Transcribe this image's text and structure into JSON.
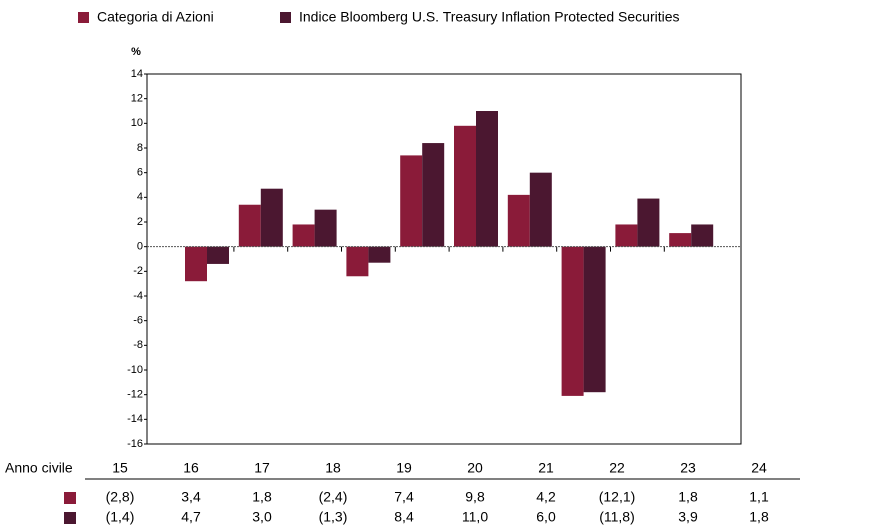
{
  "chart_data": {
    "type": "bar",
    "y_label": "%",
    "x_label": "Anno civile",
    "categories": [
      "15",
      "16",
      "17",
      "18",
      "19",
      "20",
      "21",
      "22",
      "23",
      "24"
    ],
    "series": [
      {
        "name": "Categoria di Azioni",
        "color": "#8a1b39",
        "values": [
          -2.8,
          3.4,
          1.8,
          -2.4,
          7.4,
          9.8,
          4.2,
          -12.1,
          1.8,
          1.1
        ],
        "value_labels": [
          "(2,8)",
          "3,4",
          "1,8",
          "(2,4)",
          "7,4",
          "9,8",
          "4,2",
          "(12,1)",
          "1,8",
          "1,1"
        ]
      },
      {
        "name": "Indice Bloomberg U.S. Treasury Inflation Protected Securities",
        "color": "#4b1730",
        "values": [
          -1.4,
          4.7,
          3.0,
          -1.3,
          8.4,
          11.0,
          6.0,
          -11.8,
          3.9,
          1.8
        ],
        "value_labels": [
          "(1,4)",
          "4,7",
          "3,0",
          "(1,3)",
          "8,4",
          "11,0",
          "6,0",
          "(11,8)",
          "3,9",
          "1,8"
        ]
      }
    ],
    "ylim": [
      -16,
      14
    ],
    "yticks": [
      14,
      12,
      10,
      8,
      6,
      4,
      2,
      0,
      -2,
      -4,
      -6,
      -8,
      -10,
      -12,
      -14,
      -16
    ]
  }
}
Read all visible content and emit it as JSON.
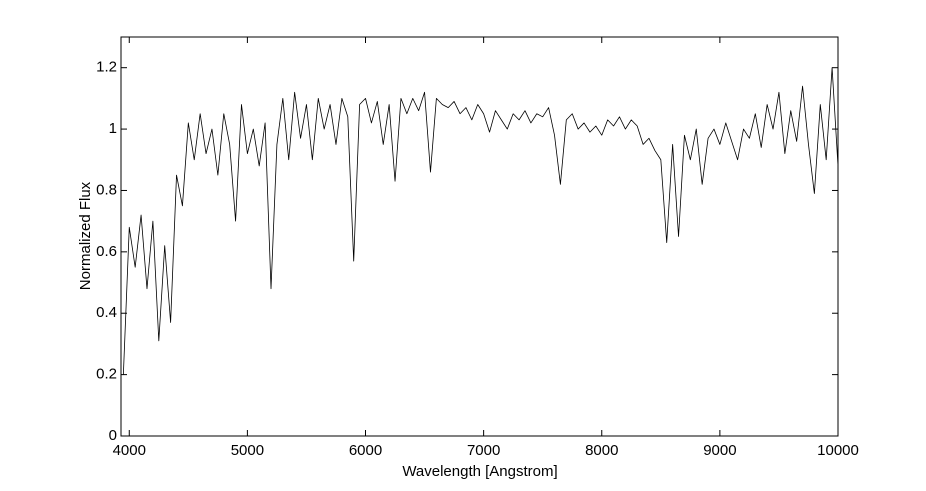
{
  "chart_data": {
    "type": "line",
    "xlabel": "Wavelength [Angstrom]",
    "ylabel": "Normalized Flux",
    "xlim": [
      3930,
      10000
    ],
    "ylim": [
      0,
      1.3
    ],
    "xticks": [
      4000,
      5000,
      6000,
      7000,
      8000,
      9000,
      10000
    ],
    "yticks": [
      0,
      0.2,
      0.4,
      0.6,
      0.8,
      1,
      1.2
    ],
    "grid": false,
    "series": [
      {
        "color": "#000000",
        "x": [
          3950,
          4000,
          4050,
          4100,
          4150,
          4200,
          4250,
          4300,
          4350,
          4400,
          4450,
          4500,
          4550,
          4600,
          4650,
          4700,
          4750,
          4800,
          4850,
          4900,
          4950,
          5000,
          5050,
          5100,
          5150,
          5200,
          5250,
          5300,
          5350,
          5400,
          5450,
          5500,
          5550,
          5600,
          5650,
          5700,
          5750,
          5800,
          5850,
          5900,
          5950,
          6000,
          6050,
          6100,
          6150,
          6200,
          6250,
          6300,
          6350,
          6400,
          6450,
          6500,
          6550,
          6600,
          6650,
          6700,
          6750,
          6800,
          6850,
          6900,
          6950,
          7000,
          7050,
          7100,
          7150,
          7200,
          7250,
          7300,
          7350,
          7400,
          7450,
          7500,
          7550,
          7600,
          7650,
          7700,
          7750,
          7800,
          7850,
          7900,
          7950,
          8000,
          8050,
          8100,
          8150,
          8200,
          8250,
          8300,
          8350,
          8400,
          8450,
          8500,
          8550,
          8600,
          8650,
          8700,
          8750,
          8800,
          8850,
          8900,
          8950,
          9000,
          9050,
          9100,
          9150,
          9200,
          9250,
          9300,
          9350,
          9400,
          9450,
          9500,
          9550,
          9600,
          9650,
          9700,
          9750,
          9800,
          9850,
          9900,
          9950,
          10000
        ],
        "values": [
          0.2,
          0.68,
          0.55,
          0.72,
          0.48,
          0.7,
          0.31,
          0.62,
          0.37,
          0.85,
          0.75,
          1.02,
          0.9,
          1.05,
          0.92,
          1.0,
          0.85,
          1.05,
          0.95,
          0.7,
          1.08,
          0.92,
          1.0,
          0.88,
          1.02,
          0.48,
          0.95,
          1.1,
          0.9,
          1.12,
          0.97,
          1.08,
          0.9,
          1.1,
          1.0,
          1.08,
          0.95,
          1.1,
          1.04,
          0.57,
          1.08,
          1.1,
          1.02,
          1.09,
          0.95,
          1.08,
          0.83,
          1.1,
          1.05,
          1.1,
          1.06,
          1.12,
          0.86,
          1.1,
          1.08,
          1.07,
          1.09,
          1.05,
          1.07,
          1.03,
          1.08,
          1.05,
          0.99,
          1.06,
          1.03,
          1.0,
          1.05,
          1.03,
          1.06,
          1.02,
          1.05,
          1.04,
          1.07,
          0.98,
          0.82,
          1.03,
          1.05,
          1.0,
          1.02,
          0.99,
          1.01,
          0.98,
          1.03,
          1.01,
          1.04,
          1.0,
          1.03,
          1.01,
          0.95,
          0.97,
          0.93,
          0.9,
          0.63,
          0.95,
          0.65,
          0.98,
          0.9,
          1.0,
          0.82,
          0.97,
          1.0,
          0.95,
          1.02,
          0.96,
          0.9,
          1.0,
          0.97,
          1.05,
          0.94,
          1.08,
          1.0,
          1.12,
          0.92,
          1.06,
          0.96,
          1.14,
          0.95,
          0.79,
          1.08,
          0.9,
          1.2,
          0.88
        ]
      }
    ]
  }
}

• • • • •

_WHAT IS REQUIRED_
Make a verbatim copy of all the entries and strip out the pictures.

_WRITTEN SOLUTION_
Transcribe this image's text and structure into JSON.
{
  "chart_data": {
    "type": "bar",
    "y_label": "%",
    "x_label": "Anno civile",
    "categories": [
      "15",
      "16",
      "17",
      "18",
      "19",
      "20",
      "21",
      "22",
      "23",
      "24"
    ],
    "series": [
      {
        "name": "Categoria di Azioni",
        "color": "#8a1b39",
        "values": [
          -2.8,
          3.4,
          1.8,
          -2.4,
          7.4,
          9.8,
          4.2,
          -12.1,
          1.8,
          1.1
        ],
        "value_labels": [
          "(2,8)",
          "3,4",
          "1,8",
          "(2,4)",
          "7,4",
          "9,8",
          "4,2",
          "(12,1)",
          "1,8",
          "1,1"
        ]
      },
      {
        "name": "Indice Bloomberg U.S. Treasury Inflation Protected Securities",
        "color": "#4b1730",
        "values": [
          -1.4,
          4.7,
          3.0,
          -1.3,
          8.4,
          11.0,
          6.0,
          -11.8,
          3.9,
          1.8
        ],
        "value_labels": [
          "(1,4)",
          "4,7",
          "3,0",
          "(1,3)",
          "8,4",
          "11,0",
          "6,0",
          "(11,8)",
          "3,9",
          "1,8"
        ]
      }
    ],
    "ylim": [
      -16,
      14
    ],
    "yticks": [
      14,
      12,
      10,
      8,
      6,
      4,
      2,
      0,
      -2,
      -4,
      -6,
      -8,
      -10,
      -12,
      -14,
      -16
    ]
  }
}
Read all visible content and emit it as JSON.
{
  "chart_data": {
    "type": "line",
    "xlabel": "Wavelength [Angstrom]",
    "ylabel": "Normalized Flux",
    "xlim": [
      3930,
      10000
    ],
    "ylim": [
      0,
      1.3
    ],
    "xticks": [
      4000,
      5000,
      6000,
      7000,
      8000,
      9000,
      10000
    ],
    "yticks": [
      0,
      0.2,
      0.4,
      0.6,
      0.8,
      1,
      1.2
    ],
    "grid": false,
    "series": [
      {
        "color": "#000000",
        "x": [
          3950,
          4000,
          4050,
          4100,
          4150,
          4200,
          4250,
          4300,
          4350,
          4400,
          4450,
          4500,
          4550,
          4600,
          4650,
          4700,
          4750,
          4800,
          4850,
          4900,
          4950,
          5000,
          5050,
          5100,
          5150,
          5200,
          5250,
          5300,
          5350,
          5400,
          5450,
          5500,
          5550,
          5600,
          5650,
          5700,
          5750,
          5800,
          5850,
          5900,
          5950,
          6000,
          6050,
          6100,
          6150,
          6200,
          6250,
          6300,
          6350,
          6400,
          6450,
          6500,
          6550,
          6600,
          6650,
          6700,
          6750,
          6800,
          6850,
          6900,
          6950,
          7000,
          7050,
          7100,
          7150,
          7200,
          7250,
          7300,
          7350,
          7400,
          7450,
          7500,
          7550,
          7600,
          7650,
          7700,
          7750,
          7800,
          7850,
          7900,
          7950,
          8000,
          8050,
          8100,
          8150,
          8200,
          8250,
          8300,
          8350,
          8400,
          8450,
          8500,
          8550,
          8600,
          8650,
          8700,
          8750,
          8800,
          8850,
          8900,
          8950,
          9000,
          9050,
          9100,
          9150,
          9200,
          9250,
          9300,
          9350,
          9400,
          9450,
          9500,
          9550,
          9600,
          9650,
          9700,
          9750,
          9800,
          9850,
          9900,
          9950,
          10000
        ],
        "values": [
          0.2,
          0.68,
          0.55,
          0.72,
          0.48,
          0.7,
          0.31,
          0.62,
          0.37,
          0.85,
          0.75,
          1.02,
          0.9,
          1.05,
          0.92,
          1.0,
          0.85,
          1.05,
          0.95,
          0.7,
          1.08,
          0.92,
          1.0,
          0.88,
          1.02,
          0.48,
          0.95,
          1.1,
          0.9,
          1.12,
          0.97,
          1.08,
          0.9,
          1.1,
          1.0,
          1.08,
          0.95,
          1.1,
          1.04,
          0.57,
          1.08,
          1.1,
          1.02,
          1.09,
          0.95,
          1.08,
          0.83,
          1.1,
          1.05,
          1.1,
          1.06,
          1.12,
          0.86,
          1.1,
          1.08,
          1.07,
          1.09,
          1.05,
          1.07,
          1.03,
          1.08,
          1.05,
          0.99,
          1.06,
          1.03,
          1.0,
          1.05,
          1.03,
          1.06,
          1.02,
          1.05,
          1.04,
          1.07,
          0.98,
          0.82,
          1.03,
          1.05,
          1.0,
          1.02,
          0.99,
          1.01,
          0.98,
          1.03,
          1.01,
          1.04,
          1.0,
          1.03,
          1.01,
          0.95,
          0.97,
          0.93,
          0.9,
          0.63,
          0.95,
          0.65,
          0.98,
          0.9,
          1.0,
          0.82,
          0.97,
          1.0,
          0.95,
          1.02,
          0.96,
          0.9,
          1.0,
          0.97,
          1.05,
          0.94,
          1.08,
          1.0,
          1.12,
          0.92,
          1.06,
          0.96,
          1.14,
          0.95,
          0.79,
          1.08,
          0.9,
          1.2,
          0.88
        ]
      }
    ]
  }
}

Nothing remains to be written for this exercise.